*Short exercise*.
Place the lines of the records from the line with "section-sample-point [690, 520, 695, 526]" to the line with "section-sample-point [1008, 427, 1013, 433]", both included, into a JSON list of strings, one string per line, leaving out blank lines.

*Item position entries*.

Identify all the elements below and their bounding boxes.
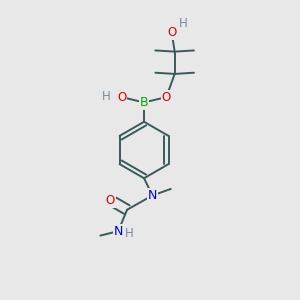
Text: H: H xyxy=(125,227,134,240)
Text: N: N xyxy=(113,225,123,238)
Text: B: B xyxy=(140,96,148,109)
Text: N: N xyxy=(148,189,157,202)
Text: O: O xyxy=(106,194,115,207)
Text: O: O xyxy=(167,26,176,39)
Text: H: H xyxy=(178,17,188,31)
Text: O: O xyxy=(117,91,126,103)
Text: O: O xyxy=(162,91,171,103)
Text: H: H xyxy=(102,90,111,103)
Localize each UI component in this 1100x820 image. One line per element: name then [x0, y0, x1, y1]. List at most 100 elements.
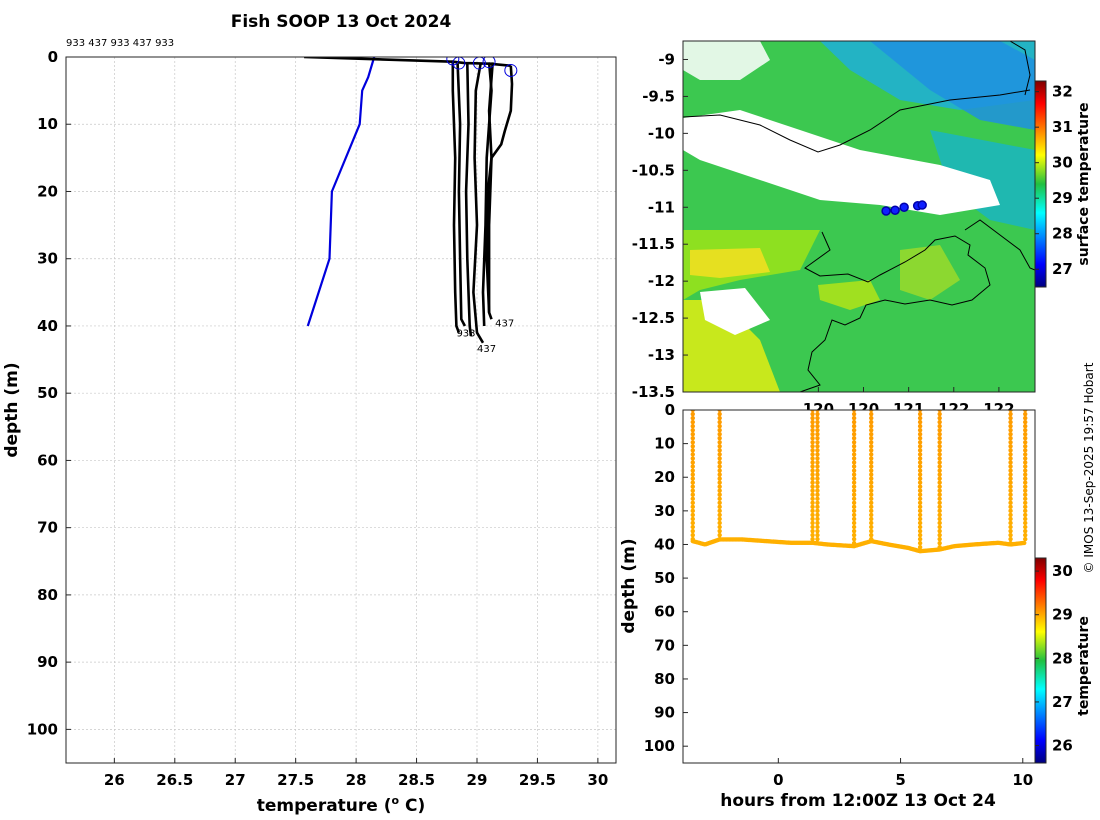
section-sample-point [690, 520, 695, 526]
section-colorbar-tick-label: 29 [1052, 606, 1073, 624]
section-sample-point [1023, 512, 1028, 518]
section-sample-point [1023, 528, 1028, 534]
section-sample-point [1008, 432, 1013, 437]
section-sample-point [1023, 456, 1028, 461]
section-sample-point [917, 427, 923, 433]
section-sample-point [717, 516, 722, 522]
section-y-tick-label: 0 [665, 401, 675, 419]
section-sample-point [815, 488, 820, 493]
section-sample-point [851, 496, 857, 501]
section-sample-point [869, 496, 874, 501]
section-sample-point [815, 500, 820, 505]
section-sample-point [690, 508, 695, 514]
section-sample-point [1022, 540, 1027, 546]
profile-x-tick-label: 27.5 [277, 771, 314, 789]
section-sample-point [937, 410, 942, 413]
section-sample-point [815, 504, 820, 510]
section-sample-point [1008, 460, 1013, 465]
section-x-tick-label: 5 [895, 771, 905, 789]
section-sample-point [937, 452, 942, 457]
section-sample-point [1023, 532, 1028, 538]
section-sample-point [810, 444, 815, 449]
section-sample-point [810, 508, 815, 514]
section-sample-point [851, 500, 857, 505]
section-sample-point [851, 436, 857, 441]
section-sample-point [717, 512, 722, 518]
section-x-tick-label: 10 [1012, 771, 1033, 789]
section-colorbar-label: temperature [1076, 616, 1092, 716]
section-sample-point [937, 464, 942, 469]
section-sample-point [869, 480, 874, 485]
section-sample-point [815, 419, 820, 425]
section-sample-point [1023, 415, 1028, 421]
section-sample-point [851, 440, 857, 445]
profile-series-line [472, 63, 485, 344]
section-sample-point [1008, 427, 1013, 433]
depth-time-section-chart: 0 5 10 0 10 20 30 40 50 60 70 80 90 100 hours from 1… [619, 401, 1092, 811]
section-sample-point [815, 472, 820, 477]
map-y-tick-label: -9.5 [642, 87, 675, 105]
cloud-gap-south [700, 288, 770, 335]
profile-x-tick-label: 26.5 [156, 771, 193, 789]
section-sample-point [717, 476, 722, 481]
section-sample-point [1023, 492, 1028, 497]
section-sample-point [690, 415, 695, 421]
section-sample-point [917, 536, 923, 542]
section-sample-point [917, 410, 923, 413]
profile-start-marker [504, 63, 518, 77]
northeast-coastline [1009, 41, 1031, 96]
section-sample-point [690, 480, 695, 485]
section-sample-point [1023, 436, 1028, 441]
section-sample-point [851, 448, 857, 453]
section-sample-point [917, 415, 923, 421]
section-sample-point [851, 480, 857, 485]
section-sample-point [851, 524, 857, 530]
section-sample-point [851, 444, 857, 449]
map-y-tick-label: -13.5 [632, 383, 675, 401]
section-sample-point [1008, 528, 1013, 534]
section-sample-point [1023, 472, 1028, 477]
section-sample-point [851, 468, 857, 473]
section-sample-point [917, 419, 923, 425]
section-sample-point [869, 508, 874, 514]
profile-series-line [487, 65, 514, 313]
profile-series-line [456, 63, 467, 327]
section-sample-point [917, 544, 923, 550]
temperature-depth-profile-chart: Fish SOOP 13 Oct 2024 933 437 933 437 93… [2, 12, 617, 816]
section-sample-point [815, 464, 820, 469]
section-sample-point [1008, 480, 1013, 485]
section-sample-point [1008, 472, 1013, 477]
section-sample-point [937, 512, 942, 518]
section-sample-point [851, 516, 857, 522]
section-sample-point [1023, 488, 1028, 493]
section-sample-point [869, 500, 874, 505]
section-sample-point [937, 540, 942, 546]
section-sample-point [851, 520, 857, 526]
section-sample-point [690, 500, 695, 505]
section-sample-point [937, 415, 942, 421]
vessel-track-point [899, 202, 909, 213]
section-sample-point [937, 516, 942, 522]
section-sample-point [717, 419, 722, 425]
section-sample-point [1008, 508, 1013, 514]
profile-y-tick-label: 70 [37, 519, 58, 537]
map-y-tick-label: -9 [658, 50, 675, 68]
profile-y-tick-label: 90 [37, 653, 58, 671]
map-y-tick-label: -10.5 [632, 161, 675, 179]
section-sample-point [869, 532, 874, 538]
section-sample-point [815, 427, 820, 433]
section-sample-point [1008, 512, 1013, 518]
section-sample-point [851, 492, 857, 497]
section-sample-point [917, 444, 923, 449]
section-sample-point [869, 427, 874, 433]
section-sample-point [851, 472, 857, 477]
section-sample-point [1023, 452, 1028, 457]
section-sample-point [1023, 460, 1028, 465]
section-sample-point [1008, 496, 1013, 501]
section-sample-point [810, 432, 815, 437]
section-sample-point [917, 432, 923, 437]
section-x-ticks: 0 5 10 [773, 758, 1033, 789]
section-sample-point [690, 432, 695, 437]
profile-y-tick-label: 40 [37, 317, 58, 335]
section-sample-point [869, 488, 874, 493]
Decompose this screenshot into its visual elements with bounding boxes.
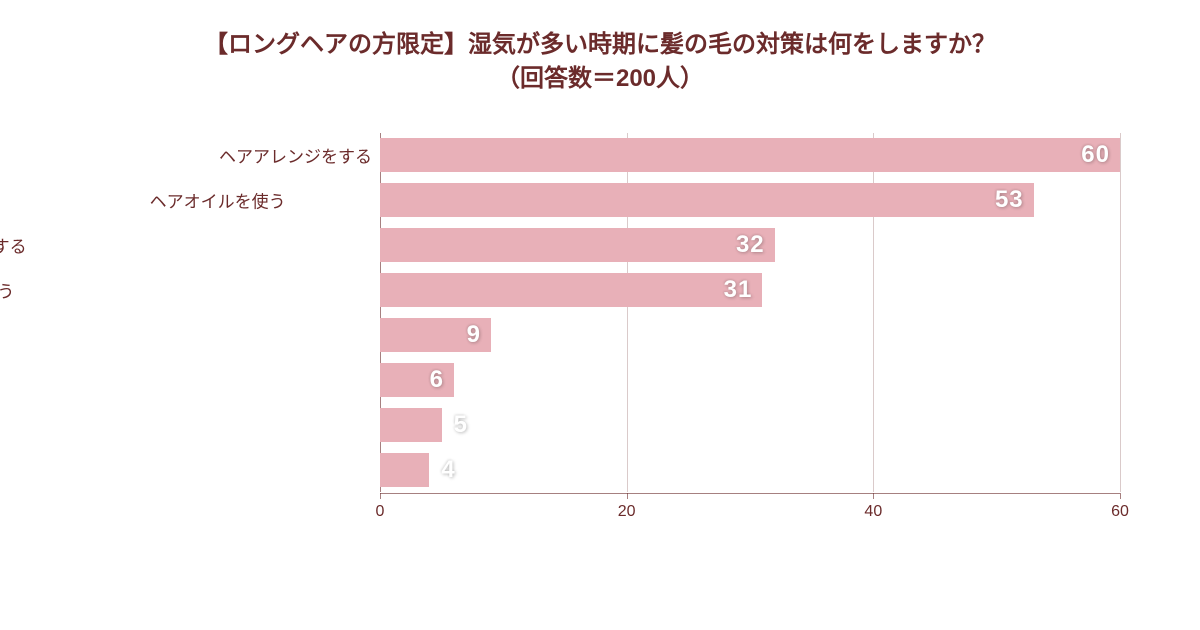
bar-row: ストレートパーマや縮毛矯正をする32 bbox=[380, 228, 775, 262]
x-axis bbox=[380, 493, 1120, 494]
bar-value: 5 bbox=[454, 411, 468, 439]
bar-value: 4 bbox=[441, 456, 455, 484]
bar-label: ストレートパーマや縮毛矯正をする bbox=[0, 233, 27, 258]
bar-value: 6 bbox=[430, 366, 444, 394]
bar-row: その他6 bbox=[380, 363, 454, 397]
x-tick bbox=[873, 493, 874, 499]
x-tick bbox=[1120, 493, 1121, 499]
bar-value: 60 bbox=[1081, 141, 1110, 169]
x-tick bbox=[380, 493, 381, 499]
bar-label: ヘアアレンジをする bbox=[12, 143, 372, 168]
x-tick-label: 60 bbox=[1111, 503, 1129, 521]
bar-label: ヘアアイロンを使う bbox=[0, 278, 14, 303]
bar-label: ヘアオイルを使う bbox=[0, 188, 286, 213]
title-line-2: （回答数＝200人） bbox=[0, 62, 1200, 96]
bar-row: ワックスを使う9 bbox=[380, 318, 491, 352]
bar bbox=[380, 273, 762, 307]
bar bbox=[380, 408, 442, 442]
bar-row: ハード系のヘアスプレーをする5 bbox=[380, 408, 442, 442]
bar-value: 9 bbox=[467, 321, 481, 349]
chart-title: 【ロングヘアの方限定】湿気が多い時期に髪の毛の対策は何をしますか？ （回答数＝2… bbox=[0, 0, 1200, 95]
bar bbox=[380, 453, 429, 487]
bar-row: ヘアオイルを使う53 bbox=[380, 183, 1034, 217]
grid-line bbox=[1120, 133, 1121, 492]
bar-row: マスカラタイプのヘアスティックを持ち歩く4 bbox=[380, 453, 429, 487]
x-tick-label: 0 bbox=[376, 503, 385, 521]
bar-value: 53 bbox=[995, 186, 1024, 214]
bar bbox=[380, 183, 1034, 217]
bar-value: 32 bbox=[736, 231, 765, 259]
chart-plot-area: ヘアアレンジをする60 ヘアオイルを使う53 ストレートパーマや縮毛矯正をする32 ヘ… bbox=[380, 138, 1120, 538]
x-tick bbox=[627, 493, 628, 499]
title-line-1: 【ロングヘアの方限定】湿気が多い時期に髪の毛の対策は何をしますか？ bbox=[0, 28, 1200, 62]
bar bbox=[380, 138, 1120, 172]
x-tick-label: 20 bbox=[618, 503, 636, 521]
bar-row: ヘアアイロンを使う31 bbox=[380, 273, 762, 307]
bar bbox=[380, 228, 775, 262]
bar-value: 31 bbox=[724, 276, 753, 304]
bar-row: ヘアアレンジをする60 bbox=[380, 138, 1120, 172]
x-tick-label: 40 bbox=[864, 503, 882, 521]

*Answer for the task*.
[
  "section-sample-point [690, 520, 695, 526]",
  "section-colorbar-tick-label: 29 [1052, 606, 1073, 624]",
  "section-sample-point [1023, 512, 1028, 518]",
  "section-sample-point [1023, 528, 1028, 534]",
  "section-sample-point [1008, 432, 1013, 437]",
  "section-sample-point [1023, 456, 1028, 461]",
  "section-sample-point [917, 427, 923, 433]",
  "section-sample-point [717, 516, 722, 522]",
  "section-y-tick-label: 0 [665, 401, 675, 419]",
  "section-sample-point [815, 488, 820, 493]",
  "section-sample-point [851, 496, 857, 501]",
  "section-sample-point [869, 496, 874, 501]",
  "section-sample-point [815, 500, 820, 505]",
  "section-sample-point [690, 508, 695, 514]",
  "section-sample-point [1022, 540, 1027, 546]",
  "profile-x-tick-label: 27.5 [277, 771, 314, 789]",
  "section-sample-point [937, 410, 942, 413]",
  "section-sample-point [815, 504, 820, 510]",
  "section-sample-point [1008, 460, 1013, 465]",
  "section-x-tick-label: 5 [895, 771, 905, 789]",
  "section-sample-point [937, 452, 942, 457]",
  "section-sample-point [1023, 532, 1028, 538]",
  "section-sample-point [810, 444, 815, 449]",
  "section-sample-point [810, 508, 815, 514]",
  "section-sample-point [851, 500, 857, 505]",
  "section-sample-point [851, 436, 857, 441]",
  "section-sample-point [717, 512, 722, 518]",
  "section-x-tick-label: 10 [1012, 771, 1033, 789]",
  "section-colorbar-label: temperature [1076, 616, 1092, 716]",
  "section-sample-point [937, 464, 942, 469]",
  "section-sample-point [869, 480, 874, 485]",
  "section-sample-point [815, 419, 820, 425]",
  "section-sample-point [1023, 415, 1028, 421]",
  "section-sample-point [851, 440, 857, 445]",
  "profile-series-line [472, 63, 485, 344]",
  "section-sample-point [1008, 427, 1013, 433]"
]